Raw records:
* * * * *

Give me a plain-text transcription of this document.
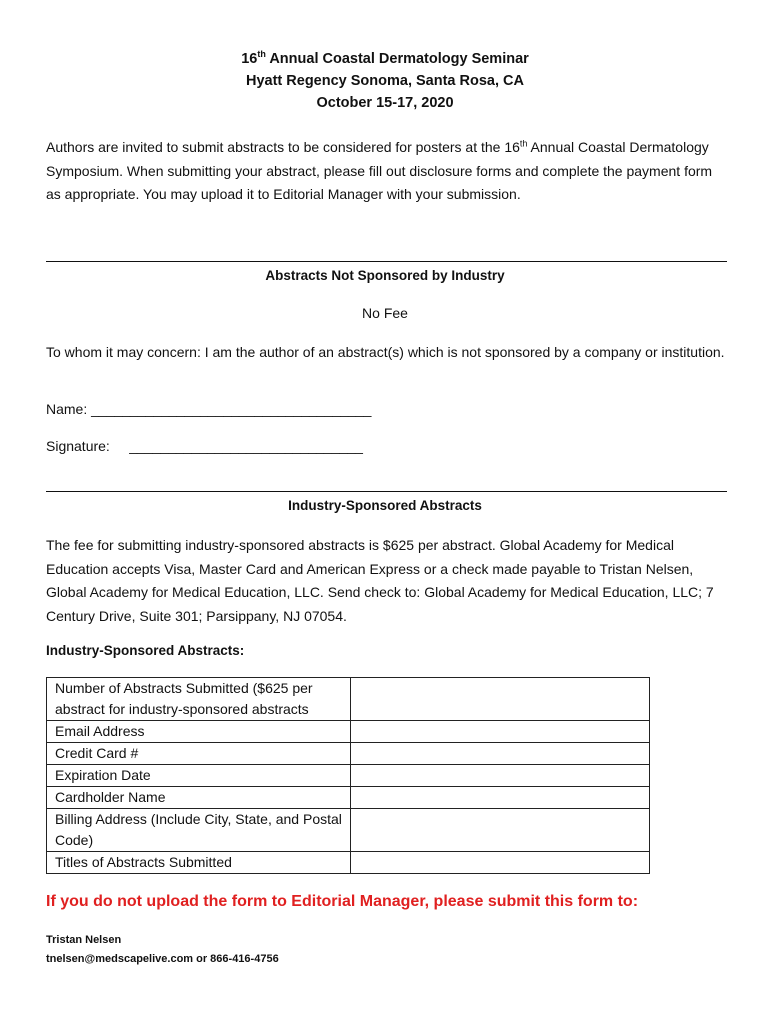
16th Annual Coastal Dermatology Seminar
Hyatt Regency Sonoma, Santa Rosa, CA
October 15-17, 2020
Authors are invited to submit abstracts to be considered for posters at the 16th Annual Coastal Dermatology Symposium. When submitting your abstract, please fill out disclosure forms and complete the payment form as appropriate. You may upload it to Editorial Manager with your submission.
Abstracts Not Sponsored by Industry
No Fee
To whom it may concern: I am the author of an abstract(s) which is not sponsored by a company or institution.
Name: ____________________________________
Signature:     ______________________________
Industry-Sponsored Abstracts
The fee for submitting industry-sponsored abstracts is $625 per abstract. Global Academy for Medical Education accepts Visa, Master Card and American Express or a check made payable to Tristan Nelsen, Global Academy for Medical Education, LLC. Send check to: Global Academy for Medical Education, LLC; 7 Century Drive, Suite 301; Parsippany, NJ 07054.
Industry-Sponsored Abstracts:
Number of Abstracts Submitted ($625 per abstract for industry-sponsored abstracts	
Email Address	
Credit Card #	
Expiration Date	
Cardholder Name	
Billing Address (Include City, State, and Postal Code)	
Titles of Abstracts Submitted	
If you do not upload the form to Editorial Manager, please submit this form to:
Tristan Nelsen
tnelsen@medscapelive.com or 866-416-4756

* * * * *

◆ Goal
Set down all the entries exactly as they appear, but skip any pictures.

◆ Written solution
Give me a plain-text transcription of this document.
16th Annual Coastal Dermatology Seminar
Hyatt Regency Sonoma, Santa Rosa, CA
October 15-17, 2020
Authors are invited to submit abstracts to be considered for posters at the 16th Annual Coastal Dermatology Symposium. When submitting your abstract, please fill out disclosure forms and complete the payment form as appropriate. You may upload it to Editorial Manager with your submission.
Abstracts Not Sponsored by Industry
No Fee
To whom it may concern: I am the author of an abstract(s) which is not sponsored by a company or institution.
Name: ____________________________________
Signature:     ______________________________
Industry-Sponsored Abstracts
The fee for submitting industry-sponsored abstracts is $625 per abstract. Global Academy for Medical Education accepts Visa, Master Card and American Express or a check made payable to Tristan Nelsen, Global Academy for Medical Education, LLC. Send check to: Global Academy for Medical Education, LLC; 7 Century Drive, Suite 301; Parsippany, NJ 07054.
Industry-Sponsored Abstracts:
Number of Abstracts Submitted ($625 per abstract for industry-sponsored abstracts	
Email Address	
Credit Card #	
Expiration Date	
Cardholder Name	
Billing Address (Include City, State, and Postal Code)	
Titles of Abstracts Submitted	
If you do not upload the form to Editorial Manager, please submit this form to:
Tristan Nelsen
tnelsen@medscapelive.com or 866-416-4756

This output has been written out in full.